##### EXCERPTED RECORDS

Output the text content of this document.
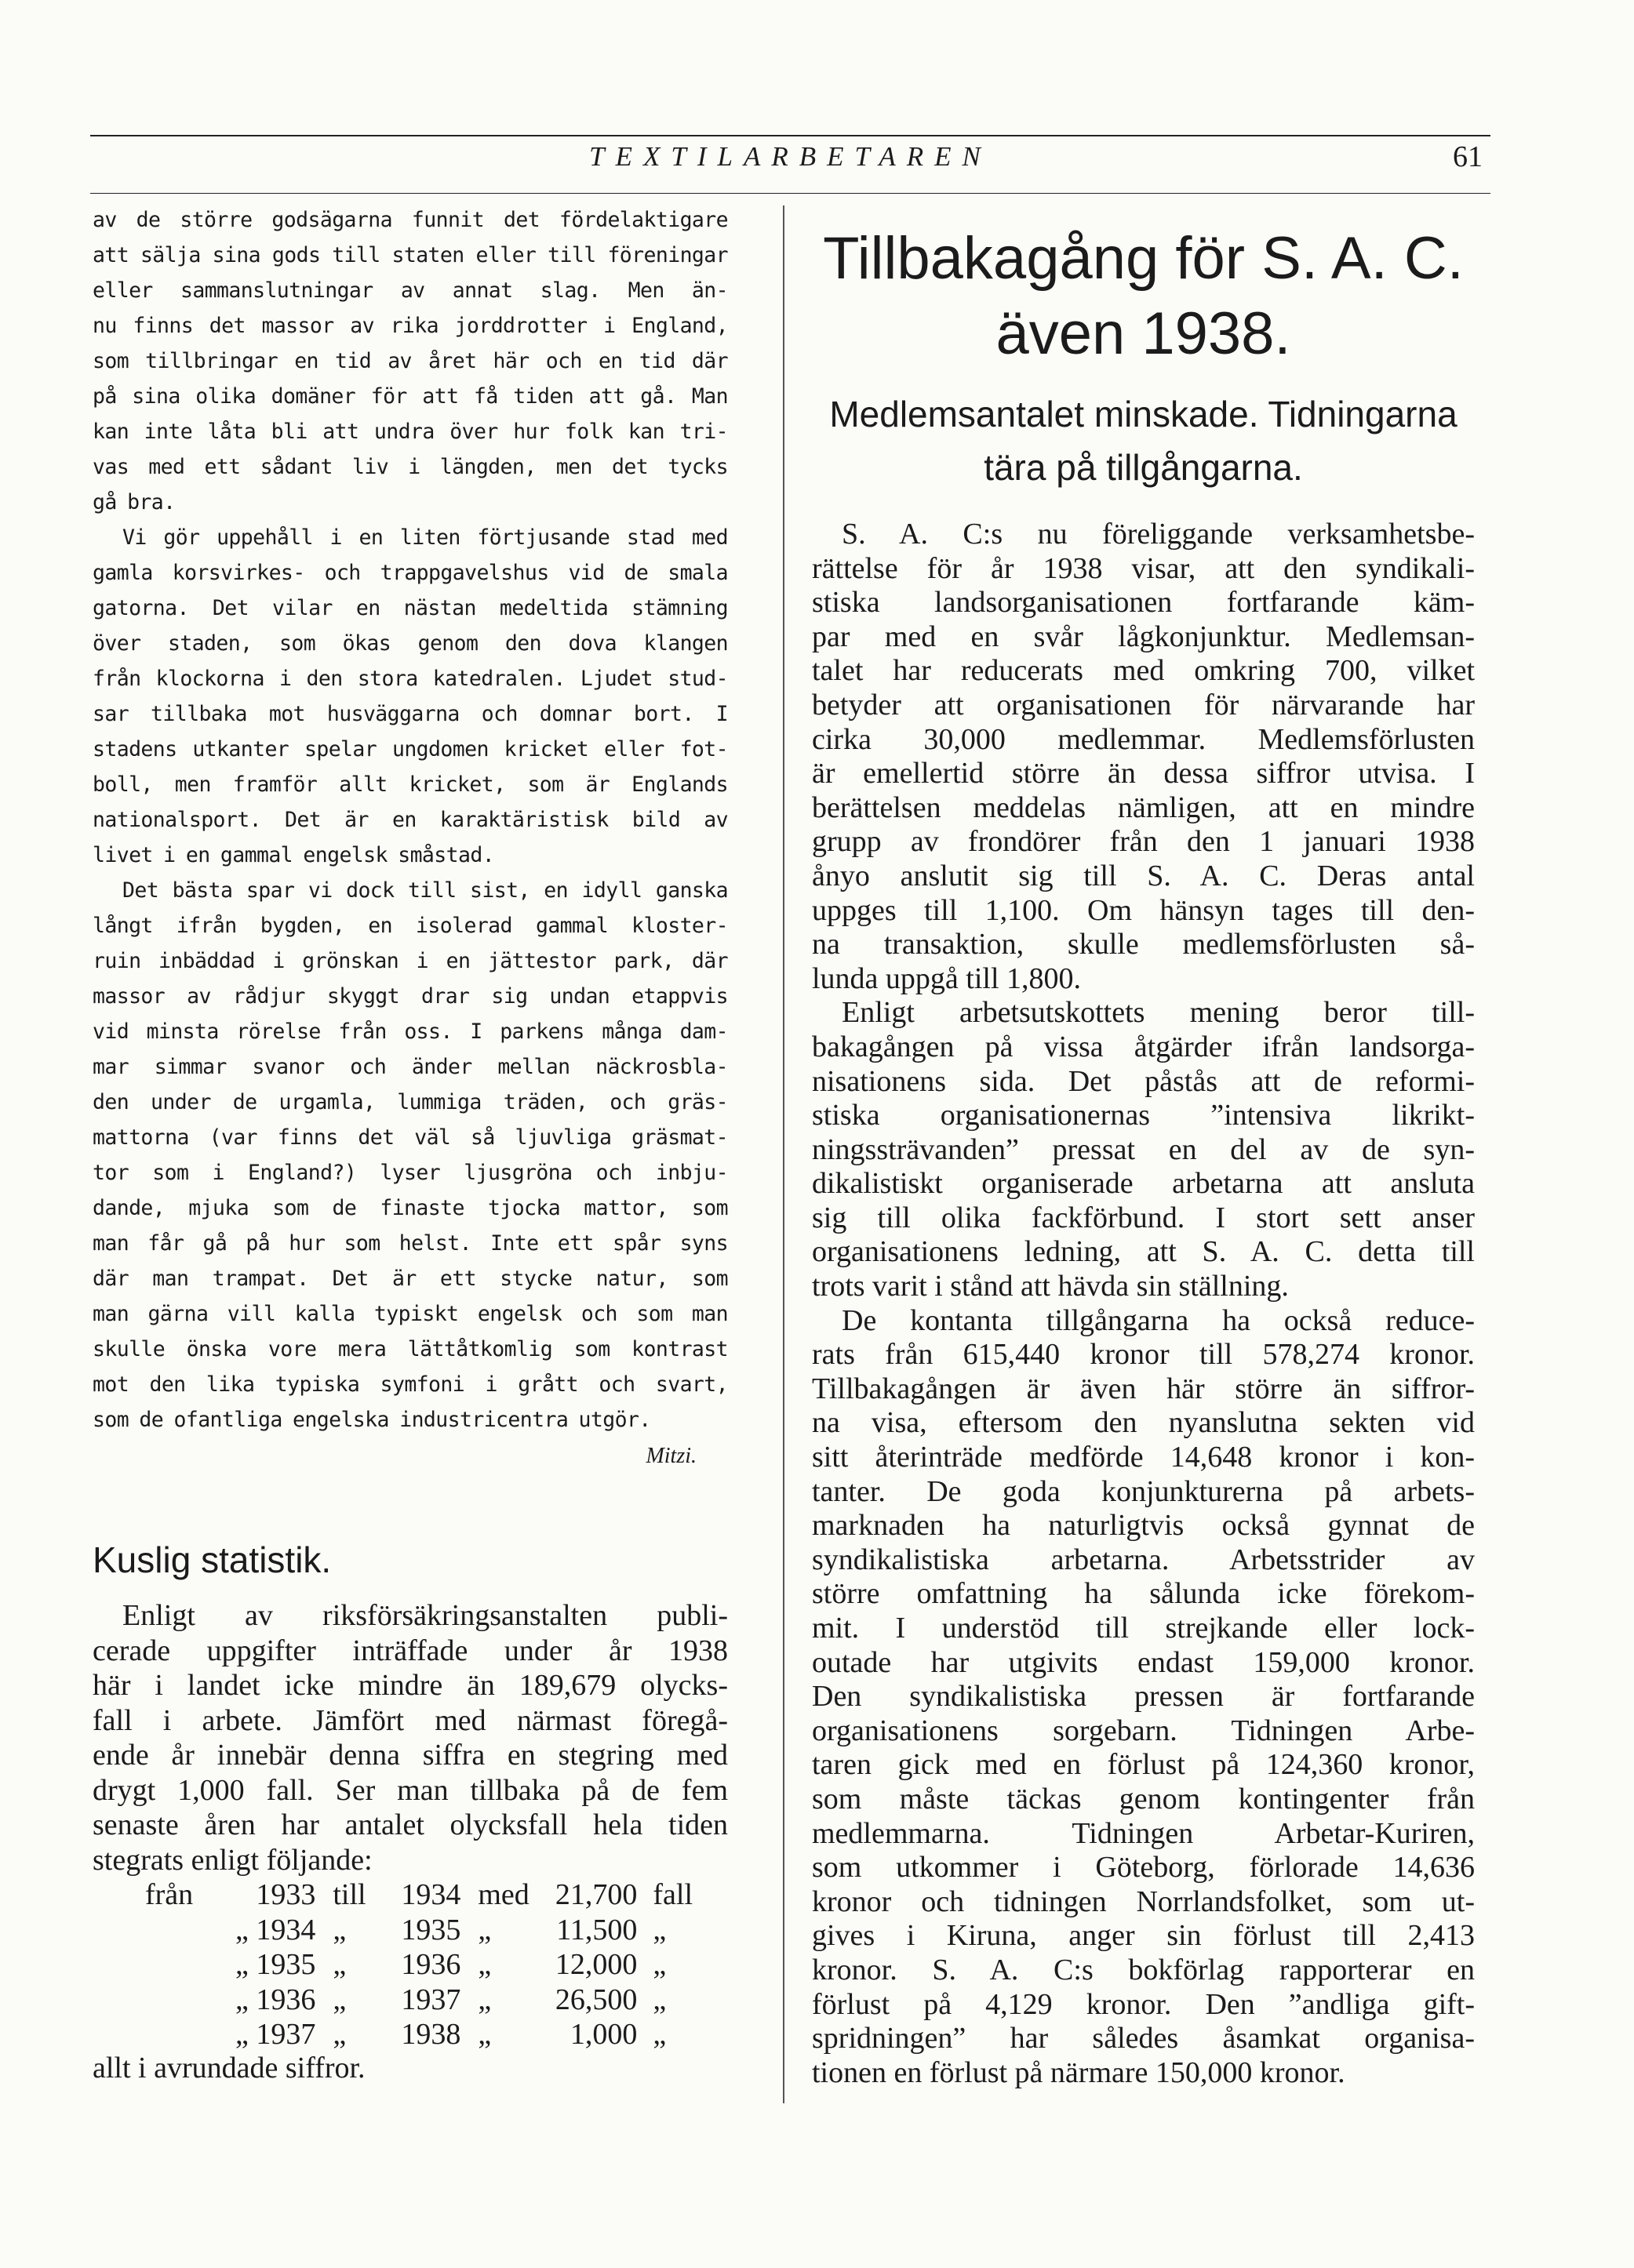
TEXTILARBETAREN	61

av de större godsägarna funnit det fördelaktigare

att sälja sina gods till staten eller till föreningar

eller sammanslutningar av annat slag. Men än-

nu finns det massor av rika jorddrotter i England,

som tillbringar en tid av året här och en tid där

på sina olika domäner för att få tiden att gå. Man

kan inte låta bli att undra över hur folk kan tri-

vas med ett sådant liv i längden, men det tycks

gå bra.

Vi gör uppehåll i en liten förtjusande stad med

gamla korsvirkes- och trappgavelshus vid de smala

gatorna. Det vilar en nästan medeltida stämning

över staden, som ökas genom den dova klangen

från klockorna i den stora katedralen. Ljudet stud-

sar tillbaka mot husväggarna och domnar bort. I

stadens utkanter spelar ungdomen kricket eller fot-

boll, men framför allt kricket, som är Englands

nationalsport. Det är en karaktäristisk bild av

livet i en gammal engelsk småstad.

Det bästa spar vi dock till sist, en idyll ganska

långt ifrån bygden, en isolerad gammal kloster-

ruin inbäddad i grönskan i en jättestor park, där

massor av rådjur skyggt drar sig undan etappvis

vid minsta rörelse från oss. I parkens många dam-

mar simmar svanor och änder mellan näckrosbla-

den under de urgamla, lummiga träden, och gräs-

mattorna (var finns det väl så ljuvliga gräsmat-

tor som i England?) lyser ljusgröna och inbju-

dande, mjuka som de finaste tjocka mattor, som

man får gå på hur som helst. Inte ett spår syns

där man trampat. Det är ett stycke natur, som

man gärna vill kalla typiskt engelsk och som man

skulle önska vore mera lättåtkomlig som kontrast

mot den lika typiska symfoni i grått och svart,

som de ofantliga engelska industricentra utgör.

Mitzi.

Kuslig statistik.

Enligt av riksförsäkringsanstalten publi-

cerade uppgifter inträffade under år 1938

här i landet icke mindre än 189,679 olycks-

fall i arbete. Jämfört med närmast föregå-

ende år innebär denna siffra en stegring med

drygt 1,000 fall. Ser man tillbaka på de fem

senaste åren har antalet olycksfall hela tiden

stegrats enligt följande:

från	1933	till	1934	med	21,700	fall
	„ 1934	„	1935	„	11,500	„
	„ 1935	„	1936	„	12,000	„
	„ 1936	„	1937	„	26,500	„
	„ 1937	„	1938	„	1,000	„

allt i avrundade siffror.

Tillbakagång för S. A. C.
även 1938.
Medlemsantalet minskade. Tidningarna
tära på tillgångarna.

S. A. C:s nu föreliggande verksamhetsbe-

rättelse för år 1938 visar, att den syndikali-

stiska landsorganisationen fortfarande käm-

par med en svår lågkonjunktur. Medlemsan-

talet har reducerats med omkring 700, vilket

betyder att organisationen för närvarande har

cirka 30,000 medlemmar. Medlemsförlusten

är emellertid större än dessa siffror utvisa. I

berättelsen meddelas nämligen, att en mindre

grupp av frondörer från den 1 januari 1938

ånyo anslutit sig till S. A. C. Deras antal

uppges till 1,100. Om hänsyn tages till den-

na transaktion, skulle medlemsförlusten så-

lunda uppgå till 1,800.

Enligt arbetsutskottets mening beror till-

bakagången på vissa åtgärder ifrån landsorga-

nisationens sida. Det påstås att de reformi-

stiska organisationernas ”intensiva likrikt-

ningssträvanden” pressat en del av de syn-

dikalistiskt organiserade arbetarna att ansluta

sig till olika fackförbund. I stort sett anser

organisationens ledning, att S. A. C. detta till

trots varit i stånd att hävda sin ställning.

De kontanta tillgångarna ha också reduce-

rats från 615,440 kronor till 578,274 kronor.

Tillbakagången är även här större än siffror-

na visa, eftersom den nyanslutna sekten vid

sitt återinträde medförde 14,648 kronor i kon-

tanter. De goda konjunkturerna på arbets-

marknaden ha naturligtvis också gynnat de

syndikalistiska arbetarna. Arbetsstrider av

större omfattning ha sålunda icke förekom-

mit. I understöd till strejkande eller lock-

outade har utgivits endast 159,000 kronor.

Den syndikalistiska pressen är fortfarande

organisationens sorgebarn. Tidningen Arbe-

taren gick med en förlust på 124,360 kronor,

som måste täckas genom kontingenter från

medlemmarna. Tidningen Arbetar-Kuriren,

som utkommer i Göteborg, förlorade 14,636

kronor och tidningen Norrlandsfolket, som ut-

gives i Kiruna, anger sin förlust till 2,413

kronor. S. A. C:s bokförlag rapporterar en

förlust på 4,129 kronor. Den ”andliga gift-

spridningen” har således åsamkat organisa-

tionen en förlust på närmare 150,000 kronor.
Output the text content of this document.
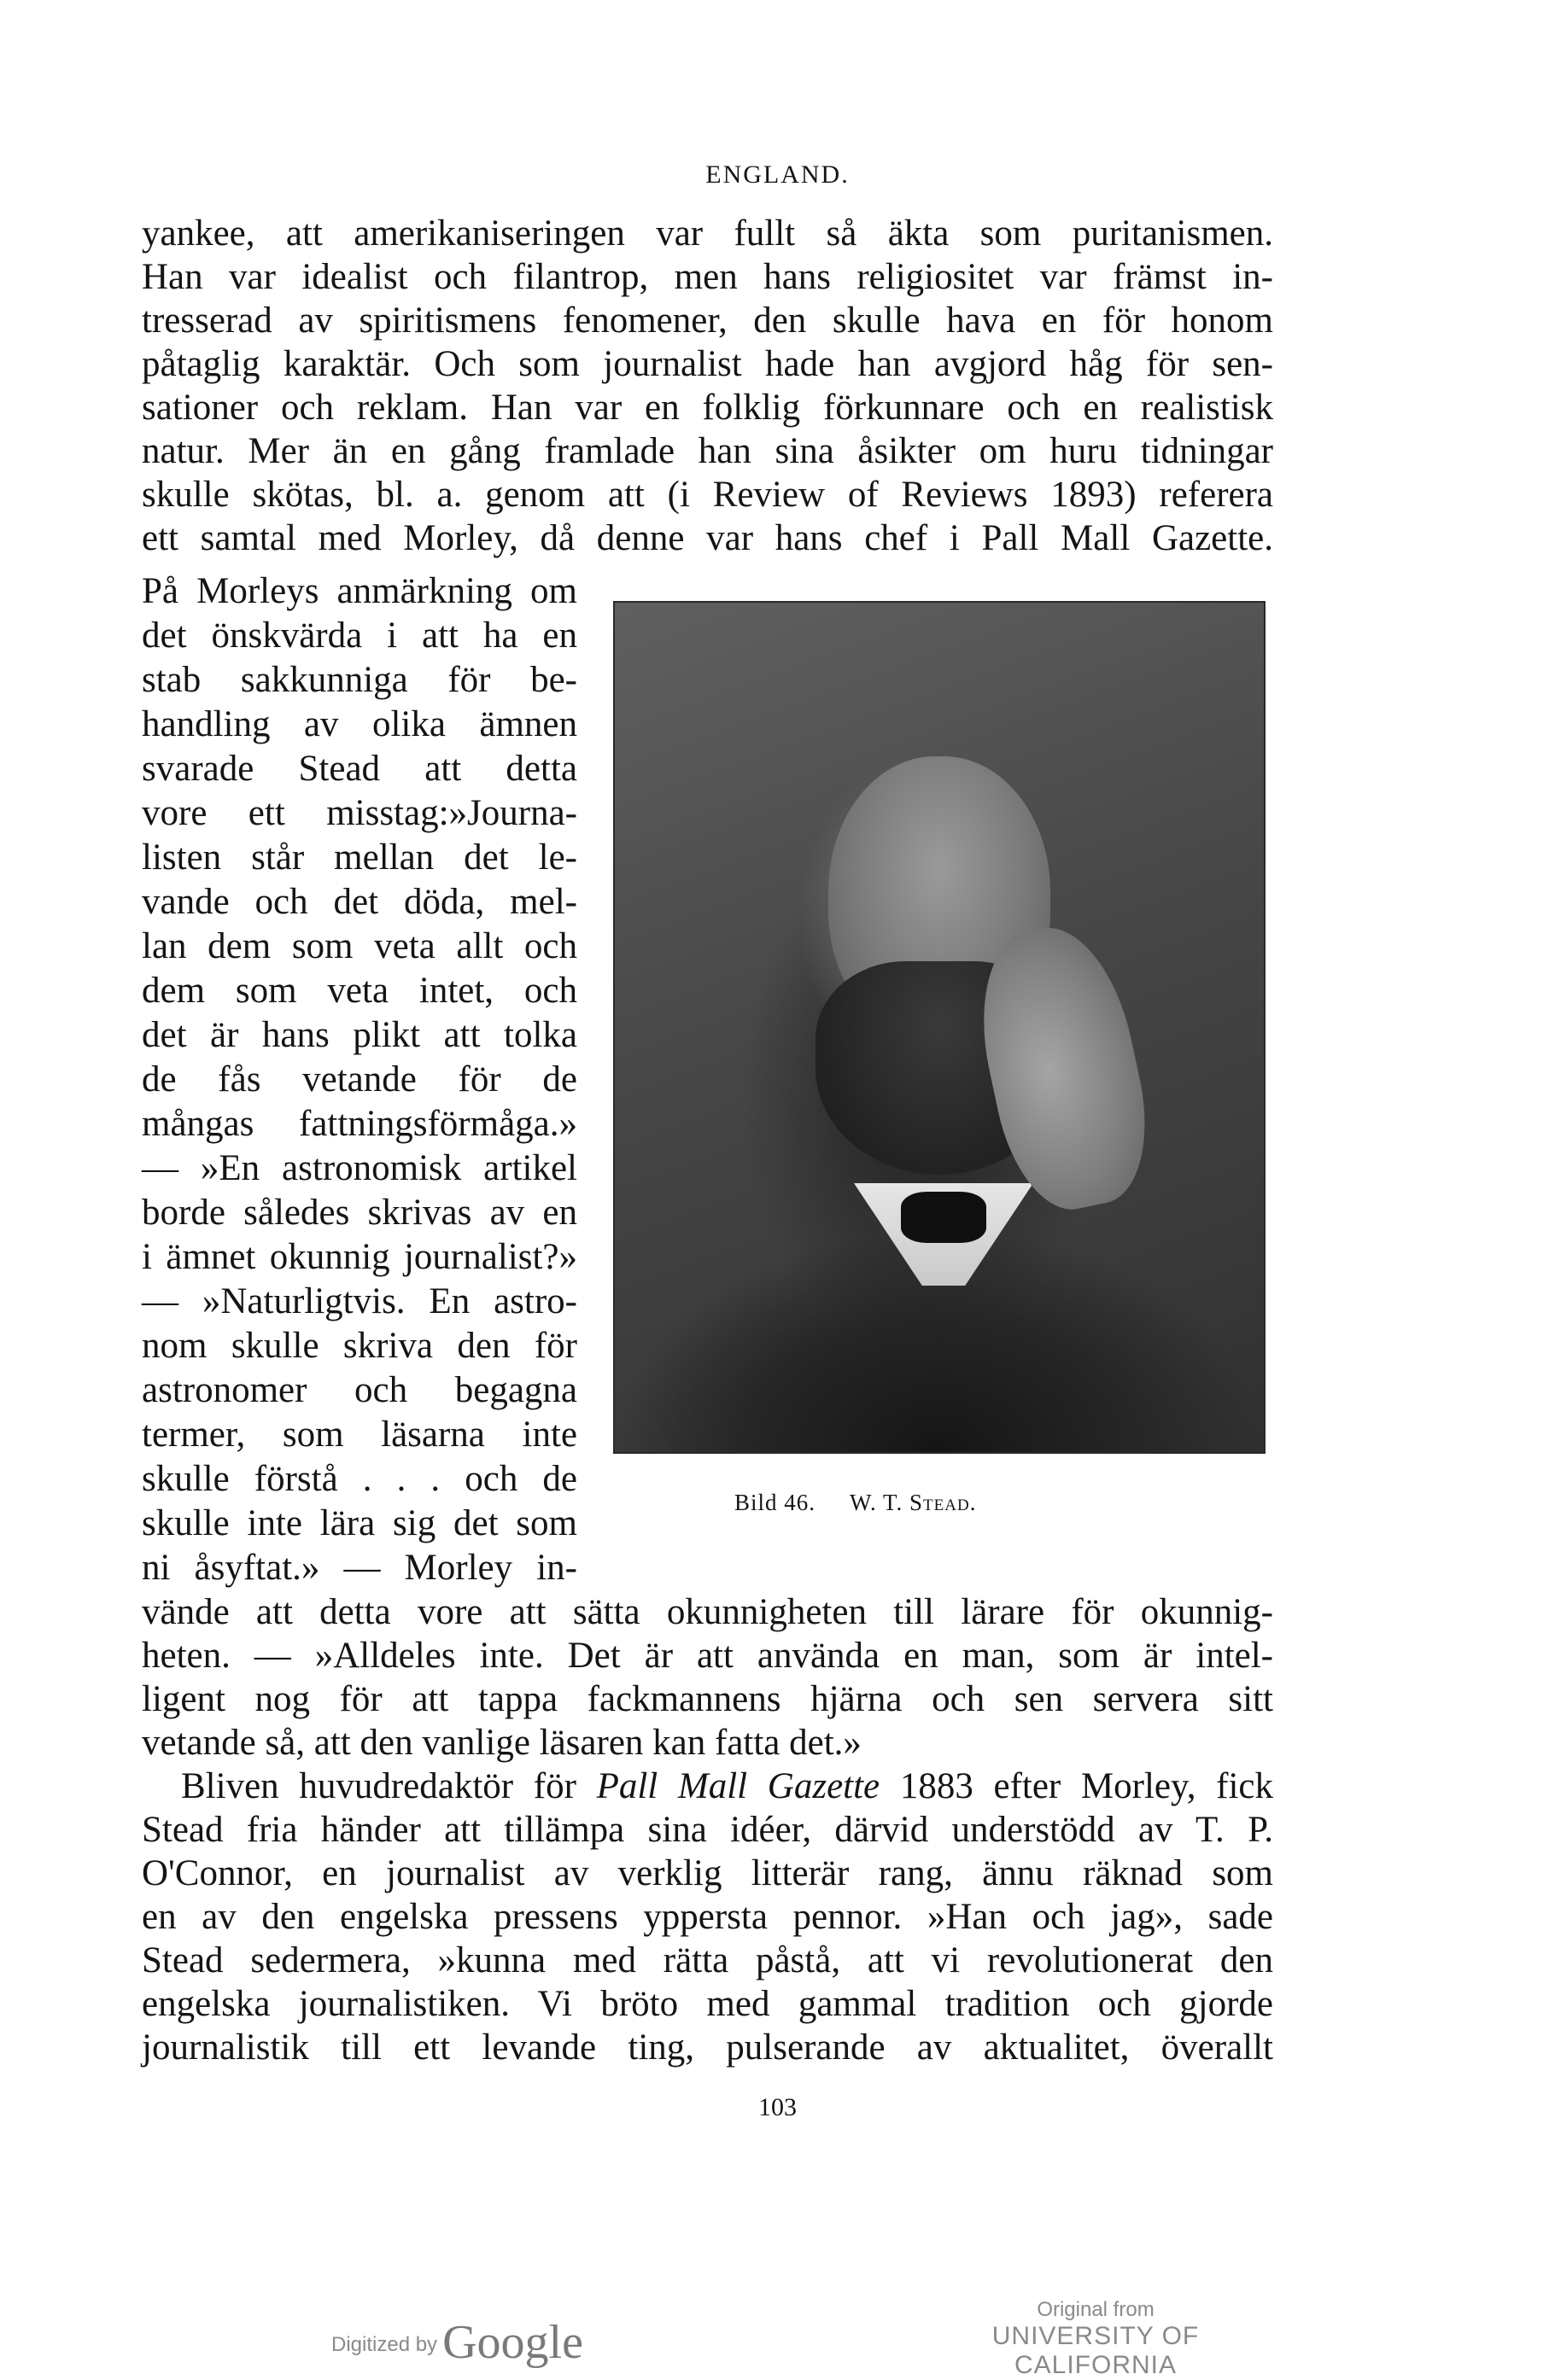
ENGLAND.
yankee, att amerikaniseringen var fullt så äkta som puritanismen.
Han var idealist och filantrop, men hans religiositet var främst in-
tresserad av spiritismens fenomener, den skulle hava en för honom
påtaglig karaktär. Och som journalist hade han avgjord håg för sen-
sationer och reklam. Han var en folklig förkunnare och en realistisk
natur. Mer än en gång framlade han sina åsikter om huru tidningar
skulle skötas, bl. a. genom att (i Review of Reviews 1893) referera
ett samtal med Morley, då denne var hans chef i Pall Mall Gazette.
På Morleys anmärkning om
det önskvärda i att ha en
stab sakkunniga för be-
handling av olika ämnen
svarade Stead att detta
vore ett misstag:»Journa-
listen står mellan det le-
vande och det döda, mel-
lan dem som veta allt och
dem som veta intet, och
det är hans plikt att tolka
de fås vetande för de
mångas fattningsförmåga.»
— »En astronomisk artikel
borde således skrivas av en
i ämnet okunnig journalist?»
— »Naturligtvis. En astro-
nom skulle skriva den för
astronomer och begagna
termer, som läsarna inte
skulle förstå . . . och de
skulle inte lära sig det som
ni åsyftat.» — Morley in-
Bild 46. W. T. Stead.
vände att detta vore att sätta okunnigheten till lärare för okunnig-
heten. — »Alldeles inte. Det är att använda en man, som är intel-
ligent nog för att tappa fackmannens hjärna och sen servera sitt
vetande så, att den vanlige läsaren kan fatta det.»
Bliven huvudredaktör för Pall Mall Gazette 1883 efter Morley, fick
Stead fria händer att tillämpa sina idéer, därvid understödd av T. P.
O'Connor, en journalist av verklig litterär rang, ännu räknad som
en av den engelska pressens yppersta pennor. »Han och jag», sade
Stead sedermera, »kunna med rätta påstå, att vi revolutionerat den
engelska journalistiken. Vi bröto med gammal tradition och gjorde
journalistik till ett levande ting, pulserande av aktualitet, överallt
103
Digitized by Google
Original from
UNIVERSITY OF CALIFORNIA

##########

### AIM OF THE EXERCISE
Your answer must be a single number: how many lines of the records contain the word "olika".

### REPLY
3